### Given instruction
Copy the data below exactly.

### Data section
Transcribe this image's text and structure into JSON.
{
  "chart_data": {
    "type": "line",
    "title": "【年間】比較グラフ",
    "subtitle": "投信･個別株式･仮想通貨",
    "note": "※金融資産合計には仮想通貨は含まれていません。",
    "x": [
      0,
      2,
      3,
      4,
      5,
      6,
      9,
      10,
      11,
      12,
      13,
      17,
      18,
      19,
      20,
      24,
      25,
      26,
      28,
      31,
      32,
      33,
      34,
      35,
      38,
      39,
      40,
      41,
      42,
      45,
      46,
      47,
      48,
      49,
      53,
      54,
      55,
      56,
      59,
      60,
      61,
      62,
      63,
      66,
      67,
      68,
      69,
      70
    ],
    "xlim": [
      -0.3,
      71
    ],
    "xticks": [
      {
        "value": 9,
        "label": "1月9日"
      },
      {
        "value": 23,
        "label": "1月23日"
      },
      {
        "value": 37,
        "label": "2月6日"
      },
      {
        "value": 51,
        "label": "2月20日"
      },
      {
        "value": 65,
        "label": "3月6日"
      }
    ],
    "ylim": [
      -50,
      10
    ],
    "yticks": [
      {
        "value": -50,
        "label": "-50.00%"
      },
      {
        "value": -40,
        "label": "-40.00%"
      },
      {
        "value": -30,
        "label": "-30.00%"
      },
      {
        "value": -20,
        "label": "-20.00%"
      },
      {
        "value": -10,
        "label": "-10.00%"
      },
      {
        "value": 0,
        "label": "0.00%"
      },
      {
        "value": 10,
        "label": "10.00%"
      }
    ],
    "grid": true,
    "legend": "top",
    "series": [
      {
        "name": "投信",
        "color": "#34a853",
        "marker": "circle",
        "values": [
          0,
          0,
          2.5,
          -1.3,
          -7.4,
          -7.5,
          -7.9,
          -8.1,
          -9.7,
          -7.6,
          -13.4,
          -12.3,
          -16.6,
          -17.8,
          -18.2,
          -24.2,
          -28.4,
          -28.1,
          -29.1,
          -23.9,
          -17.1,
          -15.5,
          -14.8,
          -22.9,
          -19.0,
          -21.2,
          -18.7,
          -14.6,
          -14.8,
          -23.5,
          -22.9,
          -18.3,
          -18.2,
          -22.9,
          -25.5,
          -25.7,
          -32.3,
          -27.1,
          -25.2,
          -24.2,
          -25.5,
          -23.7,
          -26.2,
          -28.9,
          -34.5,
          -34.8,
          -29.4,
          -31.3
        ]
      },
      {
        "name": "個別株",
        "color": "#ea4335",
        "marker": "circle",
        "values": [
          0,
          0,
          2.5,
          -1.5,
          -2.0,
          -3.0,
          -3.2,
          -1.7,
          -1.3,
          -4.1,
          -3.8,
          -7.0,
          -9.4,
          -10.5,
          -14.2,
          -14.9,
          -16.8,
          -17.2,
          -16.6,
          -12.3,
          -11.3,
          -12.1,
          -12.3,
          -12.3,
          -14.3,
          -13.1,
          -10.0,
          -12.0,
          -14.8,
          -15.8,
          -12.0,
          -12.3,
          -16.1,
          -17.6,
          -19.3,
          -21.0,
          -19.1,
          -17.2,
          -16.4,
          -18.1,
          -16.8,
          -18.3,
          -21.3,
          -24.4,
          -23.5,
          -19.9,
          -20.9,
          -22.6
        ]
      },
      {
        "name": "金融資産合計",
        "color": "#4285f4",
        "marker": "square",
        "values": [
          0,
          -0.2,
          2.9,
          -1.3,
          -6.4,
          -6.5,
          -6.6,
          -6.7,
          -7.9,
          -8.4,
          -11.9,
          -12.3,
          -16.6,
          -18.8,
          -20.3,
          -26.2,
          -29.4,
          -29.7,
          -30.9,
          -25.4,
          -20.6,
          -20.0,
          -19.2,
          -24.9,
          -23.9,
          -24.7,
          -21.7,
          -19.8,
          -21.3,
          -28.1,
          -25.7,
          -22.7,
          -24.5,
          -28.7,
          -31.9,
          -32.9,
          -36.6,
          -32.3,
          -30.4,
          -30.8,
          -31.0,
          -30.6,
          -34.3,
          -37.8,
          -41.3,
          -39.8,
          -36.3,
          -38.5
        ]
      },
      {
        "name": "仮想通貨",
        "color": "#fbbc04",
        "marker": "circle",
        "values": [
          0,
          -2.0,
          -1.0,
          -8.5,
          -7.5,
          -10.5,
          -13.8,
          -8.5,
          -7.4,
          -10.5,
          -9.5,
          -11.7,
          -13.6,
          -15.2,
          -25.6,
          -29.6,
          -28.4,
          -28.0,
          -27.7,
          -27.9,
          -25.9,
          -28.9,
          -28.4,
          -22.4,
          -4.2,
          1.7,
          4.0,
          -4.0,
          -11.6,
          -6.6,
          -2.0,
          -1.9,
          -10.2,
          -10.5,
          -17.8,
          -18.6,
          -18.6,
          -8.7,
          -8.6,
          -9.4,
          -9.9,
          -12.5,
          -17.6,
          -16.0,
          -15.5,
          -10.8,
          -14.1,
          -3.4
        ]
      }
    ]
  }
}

### Finished answer
Transcribe this image's text and structure into JSON.
{
  "chart_data": {
    "type": "line",
    "title": "【年間】比較グラフ",
    "subtitle": "投信･個別株式･仮想通貨",
    "note": "※金融資産合計には仮想通貨は含まれていません。",
    "x": [
      0,
      2,
      3,
      4,
      5,
      6,
      9,
      10,
      11,
      12,
      13,
      17,
      18,
      19,
      20,
      24,
      25,
      26,
      28,
      31,
      32,
      33,
      34,
      35,
      38,
      39,
      40,
      41,
      42,
      45,
      46,
      47,
      48,
      49,
      53,
      54,
      55,
      56,
      59,
      60,
      61,
      62,
      63,
      66,
      67,
      68,
      69,
      70
    ],
    "xlim": [
      -0.3,
      71
    ],
    "xticks": [
      {
        "value": 9,
        "label": "1月9日"
      },
      {
        "value": 23,
        "label": "1月23日"
      },
      {
        "value": 37,
        "label": "2月6日"
      },
      {
        "value": 51,
        "label": "2月20日"
      },
      {
        "value": 65,
        "label": "3月6日"
      }
    ],
    "ylim": [
      -50,
      10
    ],
    "yticks": [
      {
        "value": -50,
        "label": "-50.00%"
      },
      {
        "value": -40,
        "label": "-40.00%"
      },
      {
        "value": -30,
        "label": "-30.00%"
      },
      {
        "value": -20,
        "label": "-20.00%"
      },
      {
        "value": -10,
        "label": "-10.00%"
      },
      {
        "value": 0,
        "label": "0.00%"
      },
      {
        "value": 10,
        "label": "10.00%"
      }
    ],
    "grid": true,
    "legend": "top",
    "series": [
      {
        "name": "投信",
        "color": "#34a853",
        "marker": "circle",
        "values": [
          0,
          0,
          2.5,
          -1.3,
          -7.4,
          -7.5,
          -7.9,
          -8.1,
          -9.7,
          -7.6,
          -13.4,
          -12.3,
          -16.6,
          -17.8,
          -18.2,
          -24.2,
          -28.4,
          -28.1,
          -29.1,
          -23.9,
          -17.1,
          -15.5,
          -14.8,
          -22.9,
          -19.0,
          -21.2,
          -18.7,
          -14.6,
          -14.8,
          -23.5,
          -22.9,
          -18.3,
          -18.2,
          -22.9,
          -25.5,
          -25.7,
          -32.3,
          -27.1,
          -25.2,
          -24.2,
          -25.5,
          -23.7,
          -26.2,
          -28.9,
          -34.5,
          -34.8,
          -29.4,
          -31.3
        ]
      },
      {
        "name": "個別株",
        "color": "#ea4335",
        "marker": "circle",
        "values": [
          0,
          0,
          2.5,
          -1.5,
          -2.0,
          -3.0,
          -3.2,
          -1.7,
          -1.3,
          -4.1,
          -3.8,
          -7.0,
          -9.4,
          -10.5,
          -14.2,
          -14.9,
          -16.8,
          -17.2,
          -16.6,
          -12.3,
          -11.3,
          -12.1,
          -12.3,
          -12.3,
          -14.3,
          -13.1,
          -10.0,
          -12.0,
          -14.8,
          -15.8,
          -12.0,
          -12.3,
          -16.1,
          -17.6,
          -19.3,
          -21.0,
          -19.1,
          -17.2,
          -16.4,
          -18.1,
          -16.8,
          -18.3,
          -21.3,
          -24.4,
          -23.5,
          -19.9,
          -20.9,
          -22.6
        ]
      },
      {
        "name": "金融資産合計",
        "color": "#4285f4",
        "marker": "square",
        "values": [
          0,
          -0.2,
          2.9,
          -1.3,
          -6.4,
          -6.5,
          -6.6,
          -6.7,
          -7.9,
          -8.4,
          -11.9,
          -12.3,
          -16.6,
          -18.8,
          -20.3,
          -26.2,
          -29.4,
          -29.7,
          -30.9,
          -25.4,
          -20.6,
          -20.0,
          -19.2,
          -24.9,
          -23.9,
          -24.7,
          -21.7,
          -19.8,
          -21.3,
          -28.1,
          -25.7,
          -22.7,
          -24.5,
          -28.7,
          -31.9,
          -32.9,
          -36.6,
          -32.3,
          -30.4,
          -30.8,
          -31.0,
          -30.6,
          -34.3,
          -37.8,
          -41.3,
          -39.8,
          -36.3,
          -38.5
        ]
      },
      {
        "name": "仮想通貨",
        "color": "#fbbc04",
        "marker": "circle",
        "values": [
          0,
          -2.0,
          -1.0,
          -8.5,
          -7.5,
          -10.5,
          -13.8,
          -8.5,
          -7.4,
          -10.5,
          -9.5,
          -11.7,
          -13.6,
          -15.2,
          -25.6,
          -29.6,
          -28.4,
          -28.0,
          -27.7,
          -27.9,
          -25.9,
          -28.9,
          -28.4,
          -22.4,
          -4.2,
          1.7,
          4.0,
          -4.0,
          -11.6,
          -6.6,
          -2.0,
          -1.9,
          -10.2,
          -10.5,
          -17.8,
          -18.6,
          -18.6,
          -8.7,
          -8.6,
          -9.4,
          -9.9,
          -12.5,
          -17.6,
          -16.0,
          -15.5,
          -10.8,
          -14.1,
          -3.4
        ]
      }
    ]
  }
}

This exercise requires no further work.